-- Start SOURCE RECORDS --

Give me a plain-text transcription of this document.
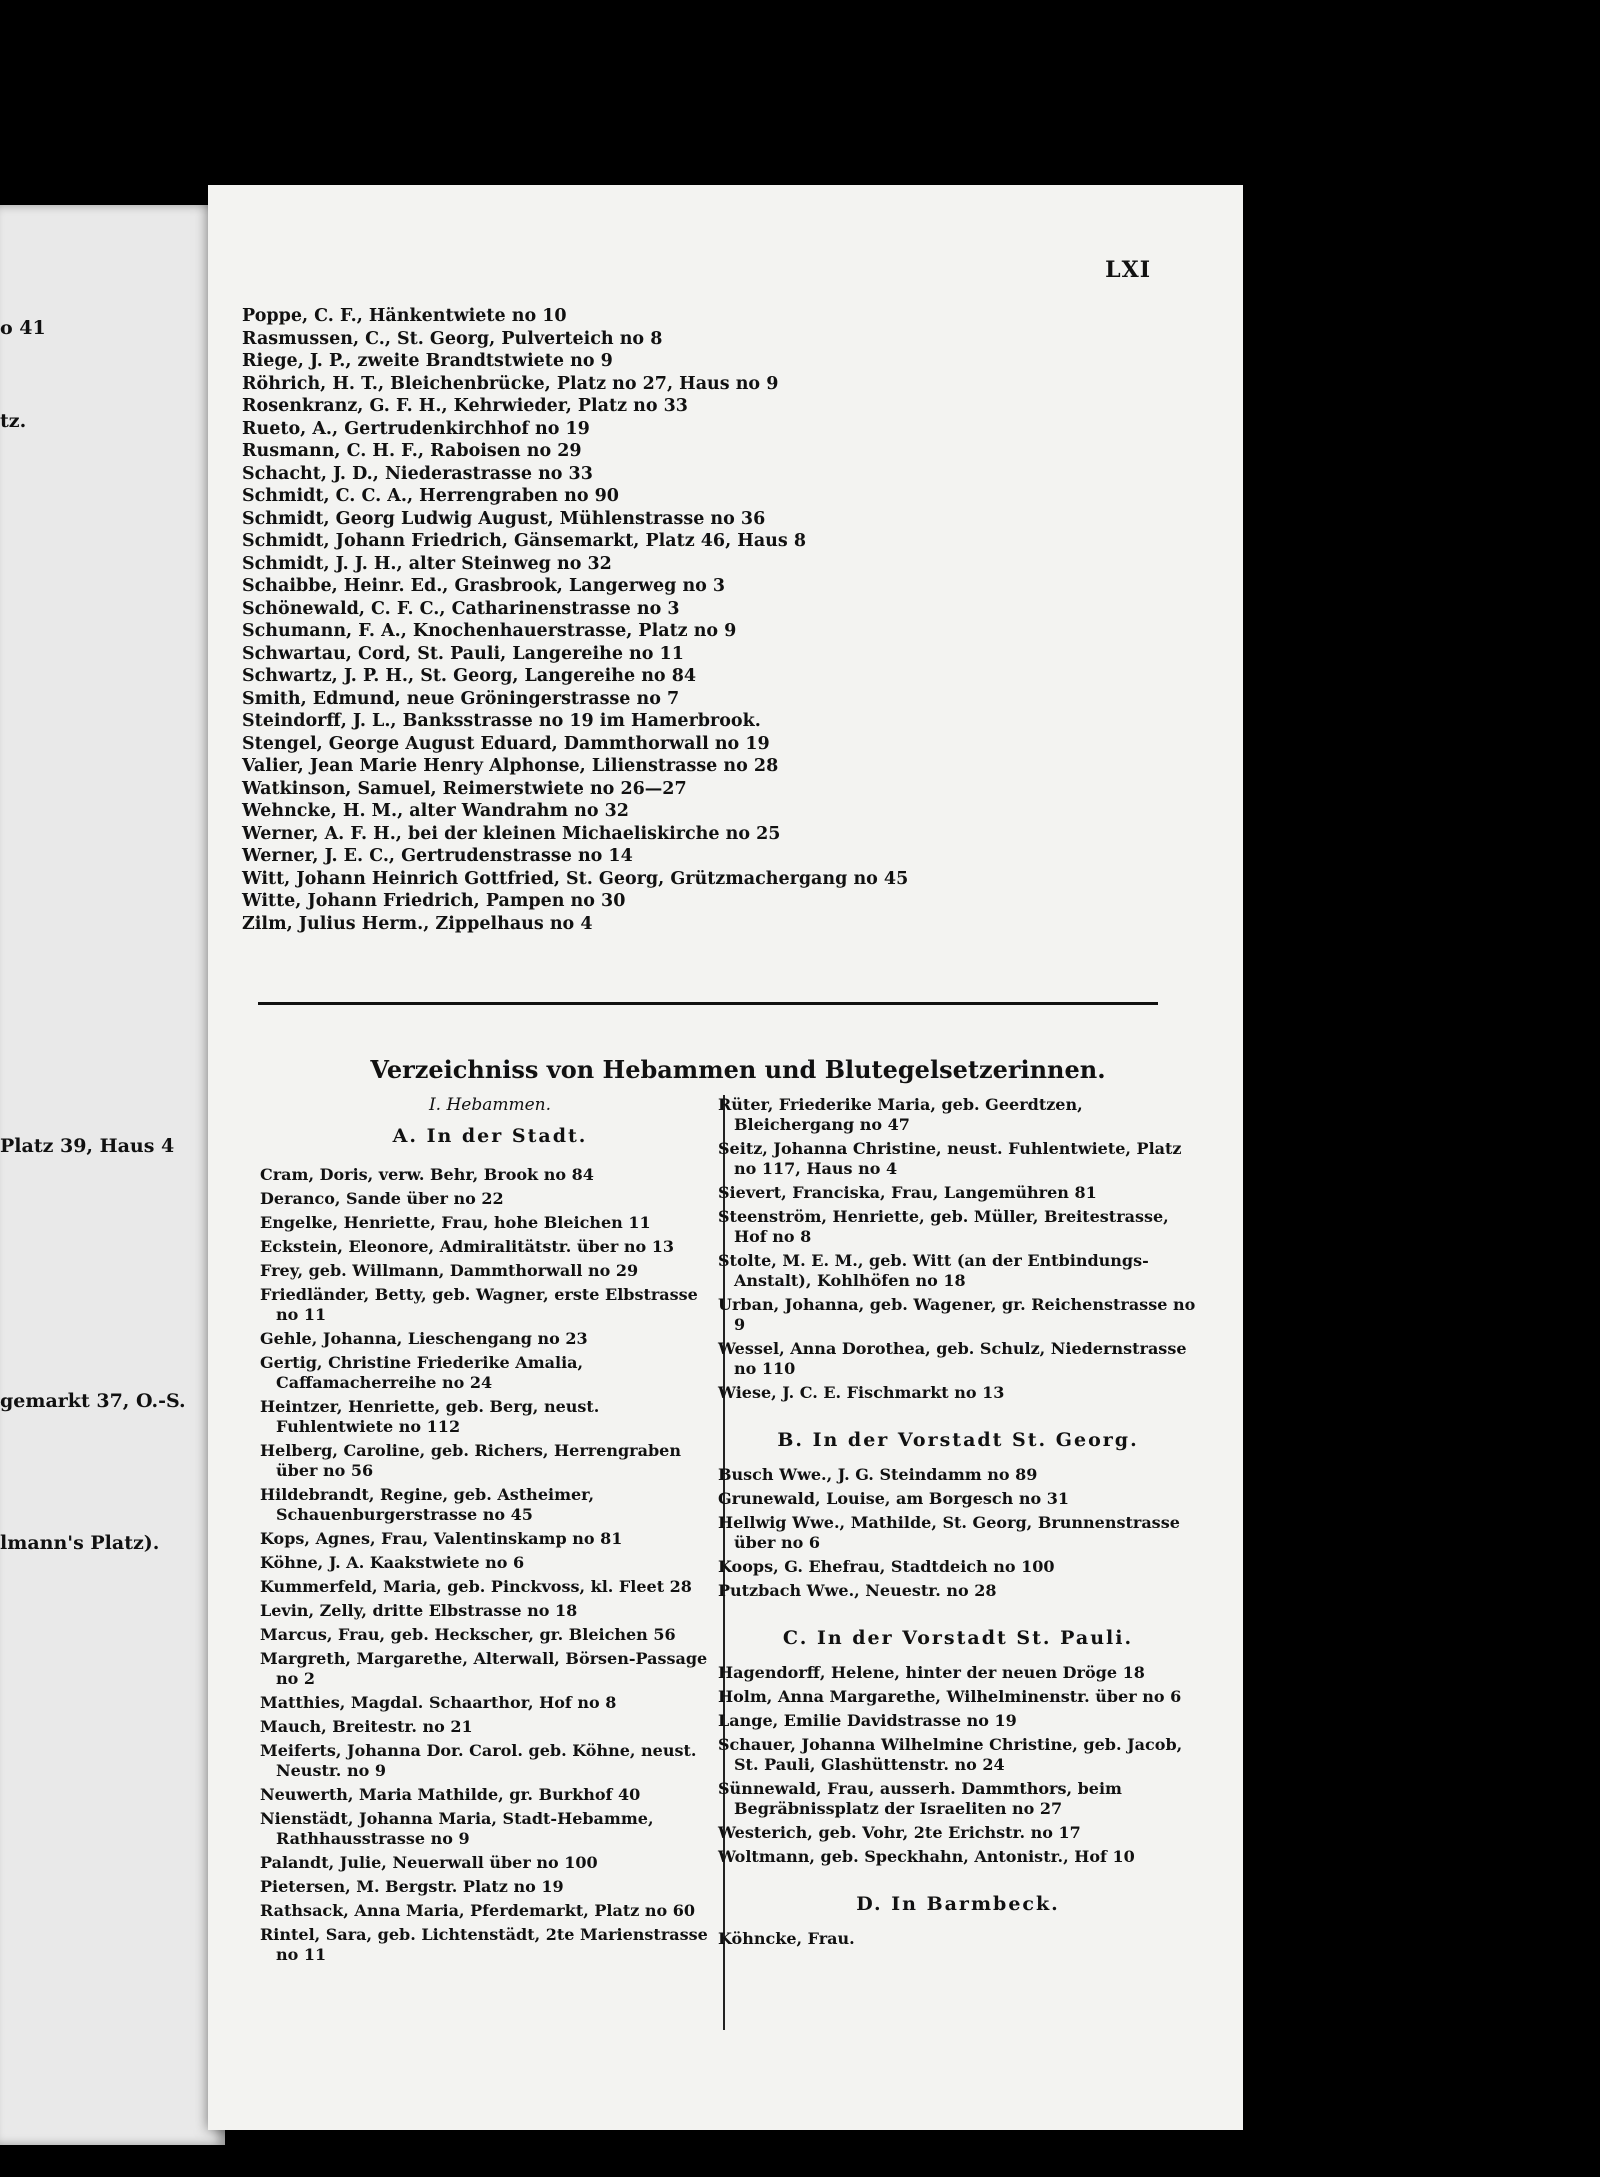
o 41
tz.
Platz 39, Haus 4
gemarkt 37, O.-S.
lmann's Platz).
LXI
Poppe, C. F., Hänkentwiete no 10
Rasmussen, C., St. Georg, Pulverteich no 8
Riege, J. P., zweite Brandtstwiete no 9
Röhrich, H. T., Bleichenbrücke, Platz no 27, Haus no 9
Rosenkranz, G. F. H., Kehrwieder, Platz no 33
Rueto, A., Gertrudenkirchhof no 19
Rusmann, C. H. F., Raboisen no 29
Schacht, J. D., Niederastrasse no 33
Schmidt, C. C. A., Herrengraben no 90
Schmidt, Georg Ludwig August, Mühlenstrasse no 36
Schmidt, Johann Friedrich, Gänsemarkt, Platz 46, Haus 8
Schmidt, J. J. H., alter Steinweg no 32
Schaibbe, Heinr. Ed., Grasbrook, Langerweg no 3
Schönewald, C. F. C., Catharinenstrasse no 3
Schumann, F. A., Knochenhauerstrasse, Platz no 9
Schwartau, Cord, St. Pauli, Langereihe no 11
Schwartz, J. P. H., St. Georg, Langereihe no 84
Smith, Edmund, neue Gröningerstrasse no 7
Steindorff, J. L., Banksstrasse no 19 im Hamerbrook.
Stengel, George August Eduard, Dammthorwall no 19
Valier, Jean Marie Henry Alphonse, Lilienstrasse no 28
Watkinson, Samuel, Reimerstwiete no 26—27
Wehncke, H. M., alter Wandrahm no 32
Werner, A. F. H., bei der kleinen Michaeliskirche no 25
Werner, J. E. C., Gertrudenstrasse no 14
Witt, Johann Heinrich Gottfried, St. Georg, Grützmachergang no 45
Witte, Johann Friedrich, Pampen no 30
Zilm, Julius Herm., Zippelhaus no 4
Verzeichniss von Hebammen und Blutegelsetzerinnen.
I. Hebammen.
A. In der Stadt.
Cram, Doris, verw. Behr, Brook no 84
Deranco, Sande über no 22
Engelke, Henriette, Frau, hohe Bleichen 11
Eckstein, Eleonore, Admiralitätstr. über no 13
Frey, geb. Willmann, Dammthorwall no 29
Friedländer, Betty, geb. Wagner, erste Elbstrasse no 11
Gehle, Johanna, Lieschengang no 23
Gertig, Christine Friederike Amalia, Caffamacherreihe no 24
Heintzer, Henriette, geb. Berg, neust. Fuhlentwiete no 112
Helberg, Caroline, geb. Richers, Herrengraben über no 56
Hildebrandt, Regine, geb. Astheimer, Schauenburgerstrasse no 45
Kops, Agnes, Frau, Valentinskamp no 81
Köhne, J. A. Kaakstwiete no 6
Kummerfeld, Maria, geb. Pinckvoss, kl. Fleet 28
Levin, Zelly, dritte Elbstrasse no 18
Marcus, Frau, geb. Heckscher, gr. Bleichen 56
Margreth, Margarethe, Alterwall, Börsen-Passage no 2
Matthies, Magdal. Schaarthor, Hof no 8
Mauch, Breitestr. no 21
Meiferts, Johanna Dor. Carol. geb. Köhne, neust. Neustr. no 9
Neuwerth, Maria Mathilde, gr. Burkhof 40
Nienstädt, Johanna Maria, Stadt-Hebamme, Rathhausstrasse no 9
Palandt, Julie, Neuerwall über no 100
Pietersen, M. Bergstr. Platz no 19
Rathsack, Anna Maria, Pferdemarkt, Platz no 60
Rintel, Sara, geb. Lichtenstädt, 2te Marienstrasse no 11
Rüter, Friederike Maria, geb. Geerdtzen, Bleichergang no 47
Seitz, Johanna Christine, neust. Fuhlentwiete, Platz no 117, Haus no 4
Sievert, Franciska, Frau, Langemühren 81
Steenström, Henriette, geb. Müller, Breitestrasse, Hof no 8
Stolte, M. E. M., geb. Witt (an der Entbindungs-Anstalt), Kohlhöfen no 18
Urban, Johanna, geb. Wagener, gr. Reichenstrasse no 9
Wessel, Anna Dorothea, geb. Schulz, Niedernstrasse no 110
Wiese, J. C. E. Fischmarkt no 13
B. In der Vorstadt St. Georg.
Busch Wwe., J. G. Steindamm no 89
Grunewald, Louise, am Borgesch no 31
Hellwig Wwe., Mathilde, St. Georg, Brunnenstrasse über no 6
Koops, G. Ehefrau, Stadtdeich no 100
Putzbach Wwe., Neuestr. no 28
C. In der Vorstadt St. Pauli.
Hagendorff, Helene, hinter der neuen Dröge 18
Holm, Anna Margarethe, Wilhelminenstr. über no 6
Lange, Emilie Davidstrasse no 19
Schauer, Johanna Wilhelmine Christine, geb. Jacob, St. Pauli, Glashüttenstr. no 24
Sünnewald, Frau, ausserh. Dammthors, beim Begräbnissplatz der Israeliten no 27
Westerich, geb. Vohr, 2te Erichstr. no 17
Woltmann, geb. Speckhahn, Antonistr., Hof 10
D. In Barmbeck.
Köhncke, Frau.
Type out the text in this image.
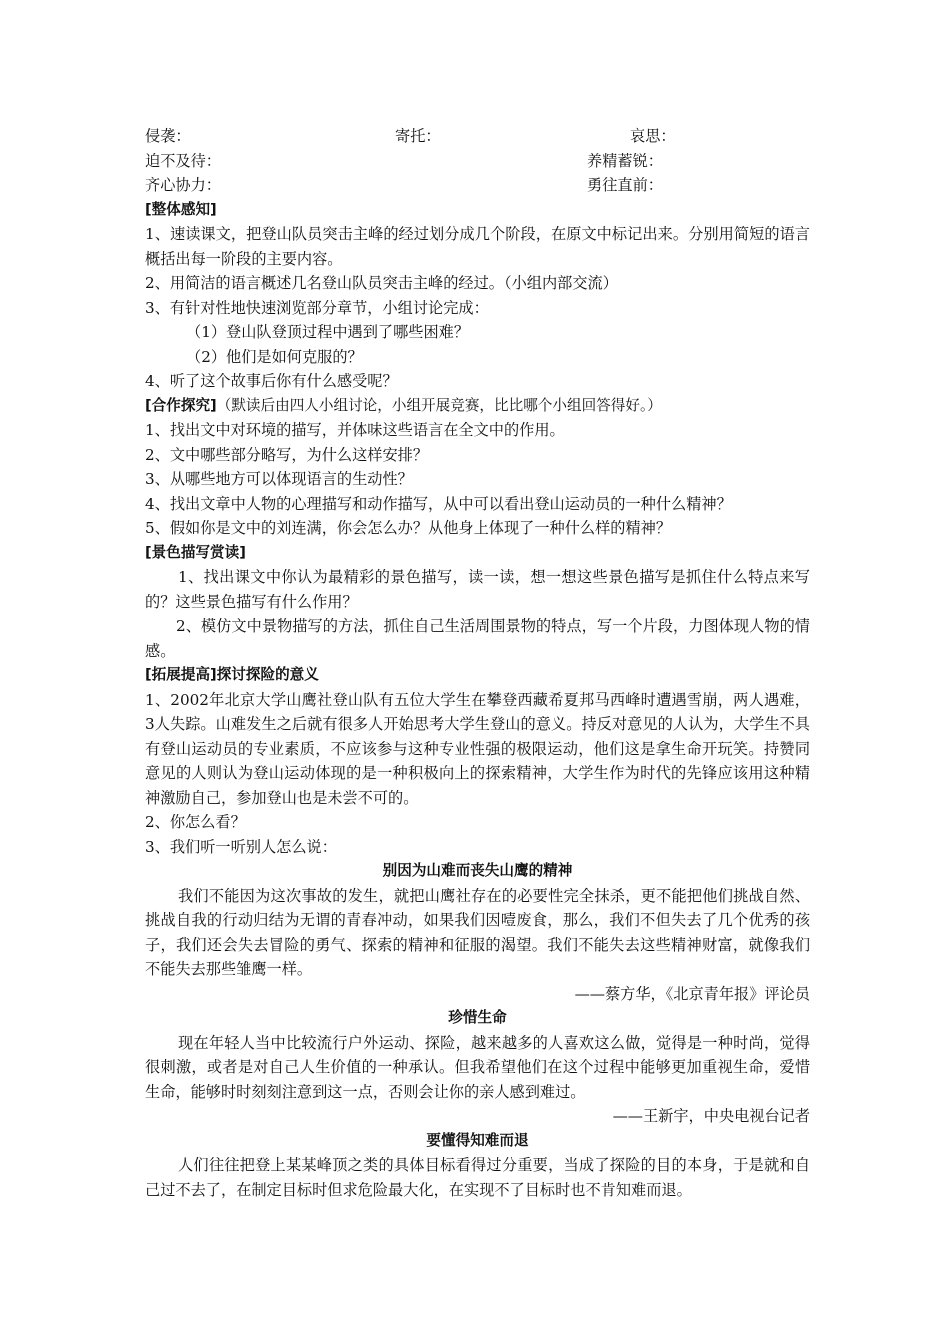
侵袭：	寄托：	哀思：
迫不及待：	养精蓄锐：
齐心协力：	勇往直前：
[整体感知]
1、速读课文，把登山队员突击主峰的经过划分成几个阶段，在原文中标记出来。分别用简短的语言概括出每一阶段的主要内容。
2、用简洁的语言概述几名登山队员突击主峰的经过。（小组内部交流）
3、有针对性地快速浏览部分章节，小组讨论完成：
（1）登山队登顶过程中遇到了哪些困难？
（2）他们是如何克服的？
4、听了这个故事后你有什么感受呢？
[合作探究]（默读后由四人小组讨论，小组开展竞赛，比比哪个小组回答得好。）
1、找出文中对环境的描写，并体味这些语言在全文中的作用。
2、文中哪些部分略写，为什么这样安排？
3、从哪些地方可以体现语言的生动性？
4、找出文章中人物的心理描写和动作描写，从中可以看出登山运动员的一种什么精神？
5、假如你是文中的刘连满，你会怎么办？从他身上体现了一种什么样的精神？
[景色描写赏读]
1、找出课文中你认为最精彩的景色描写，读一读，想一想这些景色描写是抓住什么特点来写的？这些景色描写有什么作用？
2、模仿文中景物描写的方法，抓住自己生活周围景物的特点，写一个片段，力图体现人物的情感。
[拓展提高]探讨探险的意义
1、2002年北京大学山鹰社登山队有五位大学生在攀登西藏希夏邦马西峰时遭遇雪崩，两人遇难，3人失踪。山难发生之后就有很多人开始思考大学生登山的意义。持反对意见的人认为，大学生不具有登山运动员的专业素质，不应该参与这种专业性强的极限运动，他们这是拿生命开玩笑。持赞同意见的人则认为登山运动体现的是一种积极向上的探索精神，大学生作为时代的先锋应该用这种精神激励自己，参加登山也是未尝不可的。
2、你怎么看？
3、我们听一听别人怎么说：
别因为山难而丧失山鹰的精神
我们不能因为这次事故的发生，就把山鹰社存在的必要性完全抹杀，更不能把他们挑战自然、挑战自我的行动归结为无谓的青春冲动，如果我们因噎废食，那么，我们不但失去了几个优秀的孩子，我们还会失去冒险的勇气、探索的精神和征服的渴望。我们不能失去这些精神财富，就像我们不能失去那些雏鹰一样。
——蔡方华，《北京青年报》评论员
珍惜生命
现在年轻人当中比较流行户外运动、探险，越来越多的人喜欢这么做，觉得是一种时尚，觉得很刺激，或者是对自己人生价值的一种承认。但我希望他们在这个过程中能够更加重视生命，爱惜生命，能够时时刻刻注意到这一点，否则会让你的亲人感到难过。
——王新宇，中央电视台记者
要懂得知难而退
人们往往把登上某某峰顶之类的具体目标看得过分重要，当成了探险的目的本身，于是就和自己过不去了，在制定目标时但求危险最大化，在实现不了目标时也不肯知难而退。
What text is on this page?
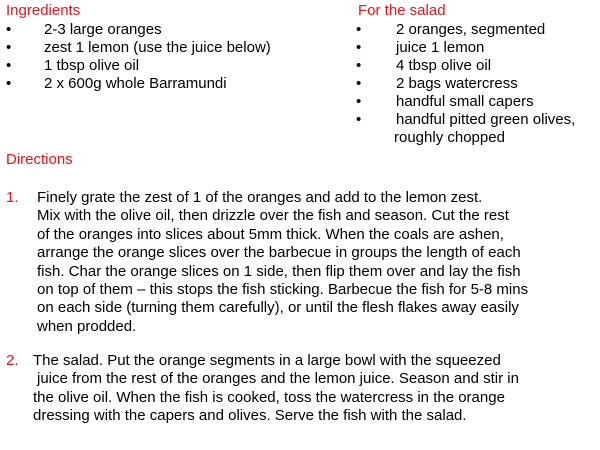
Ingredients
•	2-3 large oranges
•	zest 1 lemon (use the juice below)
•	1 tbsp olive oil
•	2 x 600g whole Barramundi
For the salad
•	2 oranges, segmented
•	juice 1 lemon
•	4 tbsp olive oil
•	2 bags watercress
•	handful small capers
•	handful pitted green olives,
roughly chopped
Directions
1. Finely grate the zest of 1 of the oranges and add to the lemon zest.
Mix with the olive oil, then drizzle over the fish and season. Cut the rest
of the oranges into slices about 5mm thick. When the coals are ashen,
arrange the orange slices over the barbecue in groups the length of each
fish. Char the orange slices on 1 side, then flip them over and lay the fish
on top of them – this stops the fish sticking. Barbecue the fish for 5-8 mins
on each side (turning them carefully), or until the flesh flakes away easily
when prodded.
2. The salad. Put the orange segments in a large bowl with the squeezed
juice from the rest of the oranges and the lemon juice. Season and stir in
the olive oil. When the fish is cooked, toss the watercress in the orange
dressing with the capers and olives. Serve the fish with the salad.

-- End SOURCE RECORDS --

> [DIRECTIONS FOR THIS TASK]:
Scan the material above. Copy each line where "über" occurs.

> [RESULT FOR THIS TASK]:
Deranco, Sande über no 22
Eckstein, Eleonore, Admiralitätstr. über no 13
Helberg, Caroline, geb. Richers, Herrengraben über no 56
Palandt, Julie, Neuerwall über no 100
Hellwig Wwe., Mathilde, St. Georg, Brunnenstrasse über no 6
Holm, Anna Margarethe, Wilhelminenstr. über no 6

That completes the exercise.